Objective: Filter these entries so that only lines with the word "Assignment" remain.

Collected data entries
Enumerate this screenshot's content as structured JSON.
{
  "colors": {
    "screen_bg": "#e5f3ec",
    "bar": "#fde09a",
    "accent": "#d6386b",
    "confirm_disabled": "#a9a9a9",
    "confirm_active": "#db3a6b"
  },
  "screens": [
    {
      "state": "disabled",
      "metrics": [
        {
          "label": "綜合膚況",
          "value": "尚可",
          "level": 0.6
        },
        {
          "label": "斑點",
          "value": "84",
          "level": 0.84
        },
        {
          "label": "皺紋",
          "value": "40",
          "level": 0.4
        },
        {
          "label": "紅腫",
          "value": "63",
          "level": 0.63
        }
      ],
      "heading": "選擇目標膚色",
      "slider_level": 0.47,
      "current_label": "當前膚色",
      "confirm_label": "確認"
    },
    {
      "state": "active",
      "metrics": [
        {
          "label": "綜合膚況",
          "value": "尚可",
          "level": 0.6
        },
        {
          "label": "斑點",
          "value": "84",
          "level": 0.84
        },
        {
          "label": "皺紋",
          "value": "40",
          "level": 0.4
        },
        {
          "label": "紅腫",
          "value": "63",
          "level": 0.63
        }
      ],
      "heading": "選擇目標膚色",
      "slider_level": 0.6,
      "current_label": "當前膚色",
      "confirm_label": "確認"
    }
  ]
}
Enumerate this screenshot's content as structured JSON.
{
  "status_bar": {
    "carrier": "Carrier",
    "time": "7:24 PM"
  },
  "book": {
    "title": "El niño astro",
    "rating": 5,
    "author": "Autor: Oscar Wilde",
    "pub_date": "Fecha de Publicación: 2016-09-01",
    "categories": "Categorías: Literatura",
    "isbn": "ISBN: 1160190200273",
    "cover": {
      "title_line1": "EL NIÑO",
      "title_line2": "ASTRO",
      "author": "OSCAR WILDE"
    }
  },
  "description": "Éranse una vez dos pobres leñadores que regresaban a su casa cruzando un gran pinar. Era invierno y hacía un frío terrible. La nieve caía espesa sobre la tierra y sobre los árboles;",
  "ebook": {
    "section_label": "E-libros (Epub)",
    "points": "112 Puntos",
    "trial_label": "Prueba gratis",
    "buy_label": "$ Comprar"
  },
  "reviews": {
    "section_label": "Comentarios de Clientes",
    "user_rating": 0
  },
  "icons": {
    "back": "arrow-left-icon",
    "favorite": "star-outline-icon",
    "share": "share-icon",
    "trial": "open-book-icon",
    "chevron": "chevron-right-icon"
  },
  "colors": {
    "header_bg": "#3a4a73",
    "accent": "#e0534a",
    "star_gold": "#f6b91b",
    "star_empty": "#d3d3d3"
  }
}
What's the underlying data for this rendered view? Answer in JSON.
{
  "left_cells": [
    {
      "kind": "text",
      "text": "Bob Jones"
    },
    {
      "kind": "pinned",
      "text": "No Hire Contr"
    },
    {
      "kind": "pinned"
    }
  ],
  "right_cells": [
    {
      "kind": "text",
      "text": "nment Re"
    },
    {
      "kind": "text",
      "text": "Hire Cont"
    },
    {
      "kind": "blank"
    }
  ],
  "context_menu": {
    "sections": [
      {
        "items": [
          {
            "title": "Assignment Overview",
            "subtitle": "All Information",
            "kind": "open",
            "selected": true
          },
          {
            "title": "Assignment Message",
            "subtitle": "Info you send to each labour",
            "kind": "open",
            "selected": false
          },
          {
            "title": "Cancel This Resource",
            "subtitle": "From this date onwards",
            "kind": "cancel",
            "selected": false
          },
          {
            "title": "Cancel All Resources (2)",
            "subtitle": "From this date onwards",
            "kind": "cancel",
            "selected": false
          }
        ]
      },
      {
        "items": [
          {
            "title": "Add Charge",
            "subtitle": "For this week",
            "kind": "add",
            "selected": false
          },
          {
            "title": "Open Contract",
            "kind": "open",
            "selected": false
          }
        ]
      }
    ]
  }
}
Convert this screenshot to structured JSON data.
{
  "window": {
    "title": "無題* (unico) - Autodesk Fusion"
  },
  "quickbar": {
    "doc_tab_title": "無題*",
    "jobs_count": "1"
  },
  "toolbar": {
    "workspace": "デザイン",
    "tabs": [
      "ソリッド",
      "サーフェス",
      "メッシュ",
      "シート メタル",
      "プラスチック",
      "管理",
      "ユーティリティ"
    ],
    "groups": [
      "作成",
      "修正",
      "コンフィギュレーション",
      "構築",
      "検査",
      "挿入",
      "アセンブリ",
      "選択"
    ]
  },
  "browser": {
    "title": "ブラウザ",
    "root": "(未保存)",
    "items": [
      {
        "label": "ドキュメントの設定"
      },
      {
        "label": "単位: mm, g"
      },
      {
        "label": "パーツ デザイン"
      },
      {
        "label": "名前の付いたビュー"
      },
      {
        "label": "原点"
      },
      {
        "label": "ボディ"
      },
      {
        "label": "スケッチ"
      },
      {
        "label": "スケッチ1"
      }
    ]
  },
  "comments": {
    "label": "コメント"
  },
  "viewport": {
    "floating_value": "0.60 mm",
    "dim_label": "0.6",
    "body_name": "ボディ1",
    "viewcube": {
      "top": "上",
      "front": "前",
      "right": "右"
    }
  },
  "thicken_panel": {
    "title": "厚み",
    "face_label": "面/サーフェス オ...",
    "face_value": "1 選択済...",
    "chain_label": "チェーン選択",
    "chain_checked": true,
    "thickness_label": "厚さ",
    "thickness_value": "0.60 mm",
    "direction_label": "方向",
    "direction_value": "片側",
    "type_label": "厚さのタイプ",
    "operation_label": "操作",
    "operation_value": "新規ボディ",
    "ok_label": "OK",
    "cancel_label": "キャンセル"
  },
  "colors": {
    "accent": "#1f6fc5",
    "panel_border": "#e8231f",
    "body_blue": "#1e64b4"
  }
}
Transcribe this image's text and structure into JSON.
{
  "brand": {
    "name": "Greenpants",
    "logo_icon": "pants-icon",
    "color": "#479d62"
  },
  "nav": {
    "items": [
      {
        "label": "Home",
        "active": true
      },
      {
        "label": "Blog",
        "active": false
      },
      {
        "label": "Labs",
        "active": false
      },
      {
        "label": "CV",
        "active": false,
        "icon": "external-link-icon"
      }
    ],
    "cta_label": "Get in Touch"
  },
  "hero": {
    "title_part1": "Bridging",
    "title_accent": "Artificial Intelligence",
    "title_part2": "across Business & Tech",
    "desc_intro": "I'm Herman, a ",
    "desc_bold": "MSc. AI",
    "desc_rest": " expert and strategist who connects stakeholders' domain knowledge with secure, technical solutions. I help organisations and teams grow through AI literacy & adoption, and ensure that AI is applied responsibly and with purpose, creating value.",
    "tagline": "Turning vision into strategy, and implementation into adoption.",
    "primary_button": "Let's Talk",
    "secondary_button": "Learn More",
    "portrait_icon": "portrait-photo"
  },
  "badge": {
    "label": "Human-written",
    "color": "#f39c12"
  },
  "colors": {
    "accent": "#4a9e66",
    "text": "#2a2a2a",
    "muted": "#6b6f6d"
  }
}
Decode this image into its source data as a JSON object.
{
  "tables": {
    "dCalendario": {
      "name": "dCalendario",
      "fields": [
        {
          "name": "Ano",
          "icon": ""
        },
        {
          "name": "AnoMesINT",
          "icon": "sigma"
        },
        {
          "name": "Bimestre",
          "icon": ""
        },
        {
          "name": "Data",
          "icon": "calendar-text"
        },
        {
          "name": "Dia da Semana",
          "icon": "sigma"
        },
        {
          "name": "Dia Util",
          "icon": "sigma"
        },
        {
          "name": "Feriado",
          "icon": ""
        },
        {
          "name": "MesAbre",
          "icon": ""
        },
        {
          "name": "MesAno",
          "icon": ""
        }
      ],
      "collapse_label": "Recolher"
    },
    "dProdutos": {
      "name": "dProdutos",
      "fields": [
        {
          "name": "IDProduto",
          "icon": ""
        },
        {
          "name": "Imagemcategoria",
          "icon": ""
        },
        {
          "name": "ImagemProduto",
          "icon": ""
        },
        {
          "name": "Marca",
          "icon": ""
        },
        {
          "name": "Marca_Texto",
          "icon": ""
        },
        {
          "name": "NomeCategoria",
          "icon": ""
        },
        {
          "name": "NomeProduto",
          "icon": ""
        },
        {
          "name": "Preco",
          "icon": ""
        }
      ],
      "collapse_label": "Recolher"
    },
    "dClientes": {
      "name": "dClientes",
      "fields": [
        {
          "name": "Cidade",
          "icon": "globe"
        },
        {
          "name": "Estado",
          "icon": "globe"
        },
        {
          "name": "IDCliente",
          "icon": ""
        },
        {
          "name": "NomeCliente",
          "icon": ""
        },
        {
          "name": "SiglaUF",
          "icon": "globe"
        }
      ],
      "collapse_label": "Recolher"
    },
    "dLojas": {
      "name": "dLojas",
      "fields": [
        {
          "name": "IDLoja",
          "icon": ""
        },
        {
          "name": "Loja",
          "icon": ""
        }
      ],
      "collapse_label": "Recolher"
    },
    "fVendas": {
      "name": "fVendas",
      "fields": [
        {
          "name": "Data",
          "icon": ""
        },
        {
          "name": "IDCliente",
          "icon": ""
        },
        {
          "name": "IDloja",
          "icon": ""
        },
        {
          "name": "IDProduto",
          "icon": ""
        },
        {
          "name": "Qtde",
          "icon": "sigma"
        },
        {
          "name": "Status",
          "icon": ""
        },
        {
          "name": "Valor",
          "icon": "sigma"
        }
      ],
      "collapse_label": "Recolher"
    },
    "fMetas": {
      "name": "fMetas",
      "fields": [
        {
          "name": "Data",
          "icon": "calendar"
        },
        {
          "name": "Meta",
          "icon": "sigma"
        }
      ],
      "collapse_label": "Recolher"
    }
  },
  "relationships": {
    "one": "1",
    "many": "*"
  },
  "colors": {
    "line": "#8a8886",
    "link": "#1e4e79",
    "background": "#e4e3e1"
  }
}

Solution to the exercise:
            "title": "Assignment Overview",
            "title": "Assignment Message",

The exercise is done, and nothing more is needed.